Source records:

# # # #

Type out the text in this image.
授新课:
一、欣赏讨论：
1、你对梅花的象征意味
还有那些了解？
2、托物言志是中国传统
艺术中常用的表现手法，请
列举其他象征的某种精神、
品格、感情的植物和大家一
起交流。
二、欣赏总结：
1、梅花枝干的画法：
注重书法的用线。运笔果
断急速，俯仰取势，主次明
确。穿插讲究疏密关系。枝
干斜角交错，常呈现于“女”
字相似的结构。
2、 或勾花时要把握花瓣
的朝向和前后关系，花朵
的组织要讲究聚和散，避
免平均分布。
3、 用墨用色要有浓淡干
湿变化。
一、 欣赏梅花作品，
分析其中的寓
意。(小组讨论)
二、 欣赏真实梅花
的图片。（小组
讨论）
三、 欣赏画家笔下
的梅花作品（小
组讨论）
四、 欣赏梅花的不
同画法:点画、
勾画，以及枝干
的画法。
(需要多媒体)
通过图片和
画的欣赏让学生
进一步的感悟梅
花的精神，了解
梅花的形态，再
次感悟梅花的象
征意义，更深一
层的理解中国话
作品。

# # # #

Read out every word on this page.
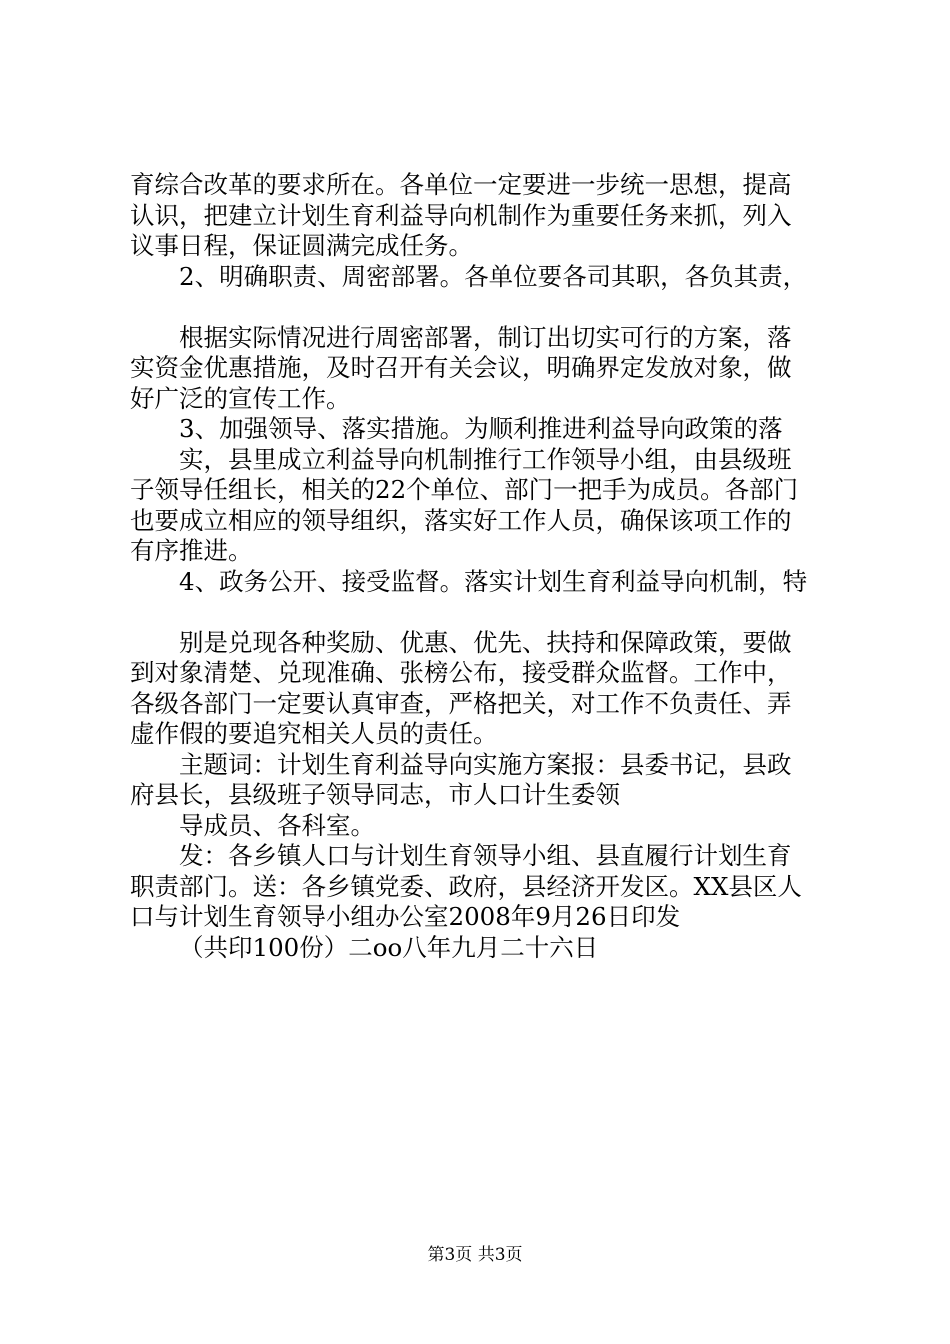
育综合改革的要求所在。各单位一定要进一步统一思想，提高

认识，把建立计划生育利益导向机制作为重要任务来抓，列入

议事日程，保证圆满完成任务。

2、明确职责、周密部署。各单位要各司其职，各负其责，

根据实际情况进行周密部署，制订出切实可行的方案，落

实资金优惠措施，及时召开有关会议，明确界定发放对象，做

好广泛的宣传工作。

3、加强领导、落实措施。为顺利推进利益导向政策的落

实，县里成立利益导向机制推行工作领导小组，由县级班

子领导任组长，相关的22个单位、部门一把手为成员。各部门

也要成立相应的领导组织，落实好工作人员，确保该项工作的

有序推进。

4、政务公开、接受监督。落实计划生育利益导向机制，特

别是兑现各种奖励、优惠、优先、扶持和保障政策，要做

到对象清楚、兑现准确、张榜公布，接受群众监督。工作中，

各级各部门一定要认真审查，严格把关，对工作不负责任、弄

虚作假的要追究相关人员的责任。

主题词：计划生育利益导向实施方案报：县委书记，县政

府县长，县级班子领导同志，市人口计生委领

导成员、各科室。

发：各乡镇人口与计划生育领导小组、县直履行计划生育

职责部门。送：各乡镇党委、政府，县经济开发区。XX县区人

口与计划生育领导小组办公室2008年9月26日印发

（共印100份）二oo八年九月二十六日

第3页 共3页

# # # #

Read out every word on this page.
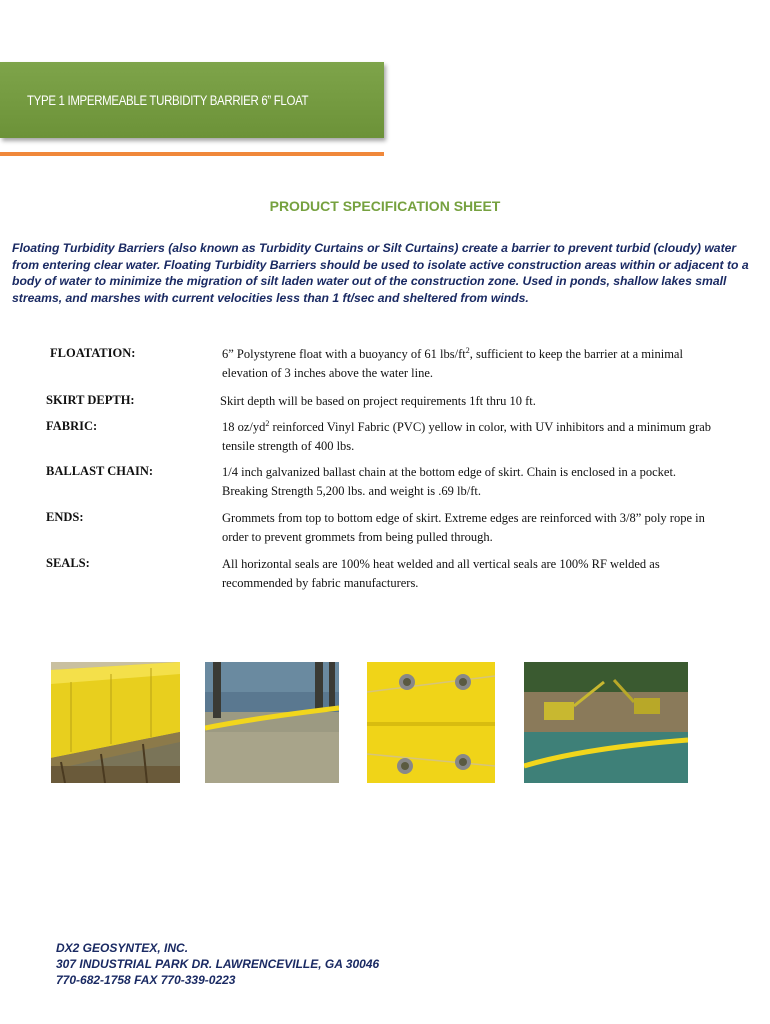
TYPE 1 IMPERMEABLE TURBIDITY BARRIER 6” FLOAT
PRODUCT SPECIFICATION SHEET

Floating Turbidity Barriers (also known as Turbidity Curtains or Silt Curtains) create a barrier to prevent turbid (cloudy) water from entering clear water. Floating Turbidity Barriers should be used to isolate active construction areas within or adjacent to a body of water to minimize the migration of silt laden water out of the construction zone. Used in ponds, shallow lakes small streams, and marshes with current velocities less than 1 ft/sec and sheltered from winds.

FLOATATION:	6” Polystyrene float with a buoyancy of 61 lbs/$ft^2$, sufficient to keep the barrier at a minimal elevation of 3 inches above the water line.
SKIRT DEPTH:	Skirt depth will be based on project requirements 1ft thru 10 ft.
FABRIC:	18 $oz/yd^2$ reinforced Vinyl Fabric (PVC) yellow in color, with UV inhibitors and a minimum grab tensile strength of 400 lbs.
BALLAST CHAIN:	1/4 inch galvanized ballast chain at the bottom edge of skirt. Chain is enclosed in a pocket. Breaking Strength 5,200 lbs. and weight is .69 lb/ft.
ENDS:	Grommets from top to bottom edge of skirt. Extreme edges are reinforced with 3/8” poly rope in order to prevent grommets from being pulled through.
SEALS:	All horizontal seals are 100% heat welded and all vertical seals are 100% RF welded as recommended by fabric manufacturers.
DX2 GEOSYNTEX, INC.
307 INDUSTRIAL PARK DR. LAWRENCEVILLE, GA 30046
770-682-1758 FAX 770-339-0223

# # # #

Pick each line holding the word "with" out of the data and copy it.

Floating Turbidity Barriers (also known as Turbidity Curtains or Silt Curtains) create a barrier to prevent turbid (cloudy) water from entering clear water. Floating Turbidity Barriers should be used to isolate active construction areas within or adjacent to a body of water to minimize the migration of silt laden water out of the construction zone. Used in ponds, shallow lakes small streams, and marshes with current velocities less than 1 ft/sec and sheltered from winds.
FLOATATION:	6” Polystyrene float with a buoyancy of 61 lbs/$ft^2$, sufficient to keep the barrier at a minimal elevation of 3 inches above the water line.
FABRIC:	18 $oz/yd^2$ reinforced Vinyl Fabric (PVC) yellow in color, with UV inhibitors and a minimum grab tensile strength of 400 lbs.
ENDS:	Grommets from top to bottom edge of skirt. Extreme edges are reinforced with 3/8” poly rope in order to prevent grommets from being pulled through.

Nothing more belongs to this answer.